* Job:
Return the number of lines that contain the word "text", and return nothing else.

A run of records
--*--

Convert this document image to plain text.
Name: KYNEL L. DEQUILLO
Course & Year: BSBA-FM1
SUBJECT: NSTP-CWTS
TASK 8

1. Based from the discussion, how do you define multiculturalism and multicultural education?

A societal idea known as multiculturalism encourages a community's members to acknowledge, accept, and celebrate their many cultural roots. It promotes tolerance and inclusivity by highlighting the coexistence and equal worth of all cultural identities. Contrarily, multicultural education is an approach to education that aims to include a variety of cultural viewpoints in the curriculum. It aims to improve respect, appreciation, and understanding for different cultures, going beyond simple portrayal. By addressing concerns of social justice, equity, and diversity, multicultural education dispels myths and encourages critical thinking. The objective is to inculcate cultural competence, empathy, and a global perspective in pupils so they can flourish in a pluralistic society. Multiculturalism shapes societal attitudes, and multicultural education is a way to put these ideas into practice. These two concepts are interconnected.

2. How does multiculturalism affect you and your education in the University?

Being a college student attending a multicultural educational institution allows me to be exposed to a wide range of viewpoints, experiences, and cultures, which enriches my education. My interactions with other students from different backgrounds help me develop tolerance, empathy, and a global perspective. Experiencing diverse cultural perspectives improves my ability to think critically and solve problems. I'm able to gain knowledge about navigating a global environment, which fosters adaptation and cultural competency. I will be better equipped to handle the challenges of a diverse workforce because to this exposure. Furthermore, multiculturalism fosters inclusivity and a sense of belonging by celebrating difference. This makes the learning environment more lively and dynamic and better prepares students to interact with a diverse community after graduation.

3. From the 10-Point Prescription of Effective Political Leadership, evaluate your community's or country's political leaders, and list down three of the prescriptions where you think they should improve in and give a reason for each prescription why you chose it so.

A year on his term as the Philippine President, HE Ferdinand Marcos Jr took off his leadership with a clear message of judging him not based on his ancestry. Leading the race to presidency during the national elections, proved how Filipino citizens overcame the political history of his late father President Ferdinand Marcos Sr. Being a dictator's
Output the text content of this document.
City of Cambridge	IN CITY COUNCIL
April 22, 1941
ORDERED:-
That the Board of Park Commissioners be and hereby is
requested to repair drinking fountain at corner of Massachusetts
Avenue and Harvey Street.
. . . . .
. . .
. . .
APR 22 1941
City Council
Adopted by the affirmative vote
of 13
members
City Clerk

--*--

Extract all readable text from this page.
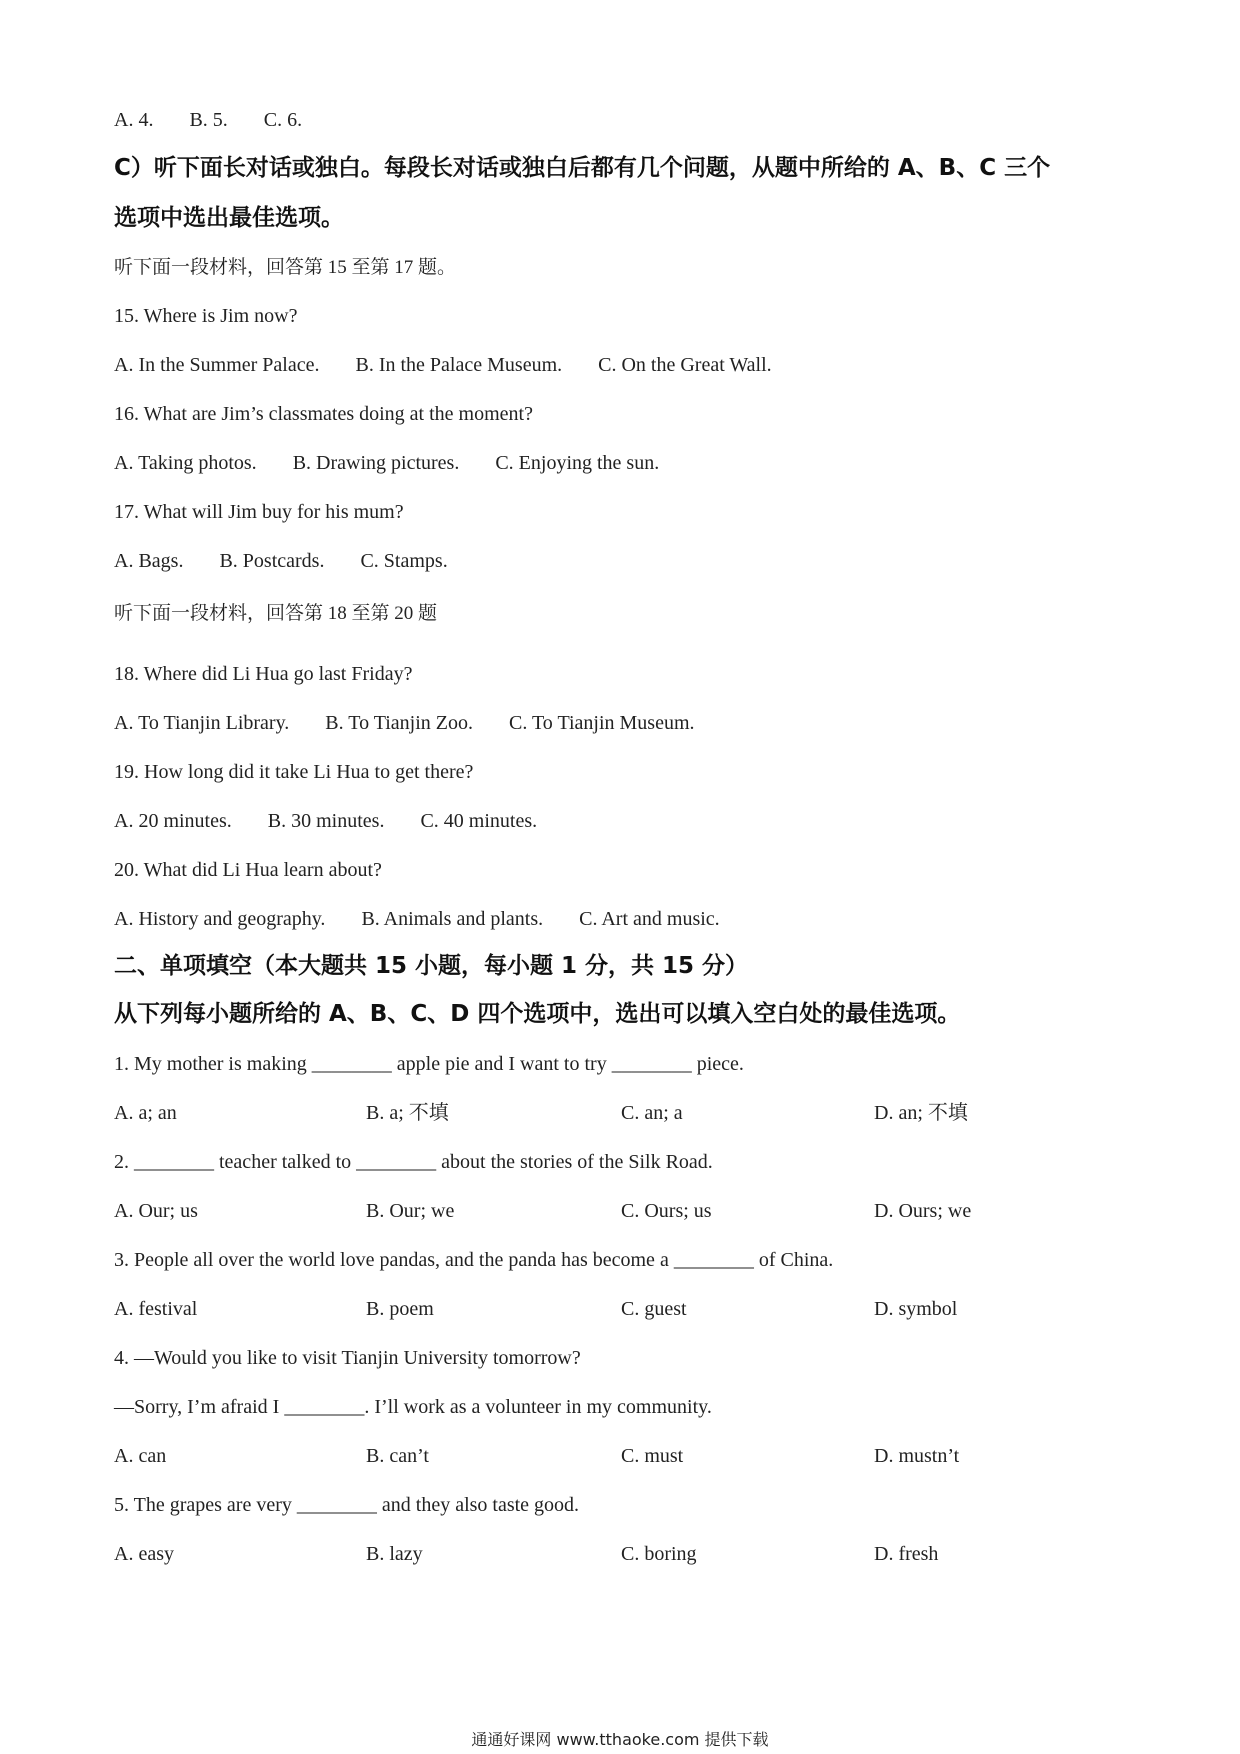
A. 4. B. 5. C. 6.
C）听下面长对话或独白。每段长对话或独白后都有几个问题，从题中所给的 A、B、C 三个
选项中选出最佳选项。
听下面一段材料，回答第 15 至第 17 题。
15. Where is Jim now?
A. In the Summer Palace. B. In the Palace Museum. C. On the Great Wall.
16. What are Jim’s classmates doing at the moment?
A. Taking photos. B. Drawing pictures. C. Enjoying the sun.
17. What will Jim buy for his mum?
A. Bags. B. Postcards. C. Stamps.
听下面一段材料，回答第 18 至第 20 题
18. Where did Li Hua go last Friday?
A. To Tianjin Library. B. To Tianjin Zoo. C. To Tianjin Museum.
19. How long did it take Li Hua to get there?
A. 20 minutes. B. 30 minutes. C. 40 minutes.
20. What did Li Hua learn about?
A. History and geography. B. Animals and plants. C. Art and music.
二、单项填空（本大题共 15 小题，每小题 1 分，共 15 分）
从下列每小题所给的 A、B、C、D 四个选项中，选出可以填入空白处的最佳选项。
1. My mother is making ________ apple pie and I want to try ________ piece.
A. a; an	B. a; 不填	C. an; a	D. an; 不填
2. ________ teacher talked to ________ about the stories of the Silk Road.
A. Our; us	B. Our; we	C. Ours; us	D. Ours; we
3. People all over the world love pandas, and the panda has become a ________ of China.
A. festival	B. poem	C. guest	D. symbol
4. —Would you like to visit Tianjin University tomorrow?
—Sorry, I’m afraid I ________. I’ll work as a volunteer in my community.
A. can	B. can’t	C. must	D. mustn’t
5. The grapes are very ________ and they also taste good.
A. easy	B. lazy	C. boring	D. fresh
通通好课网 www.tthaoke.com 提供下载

--*--

* Task answer:
3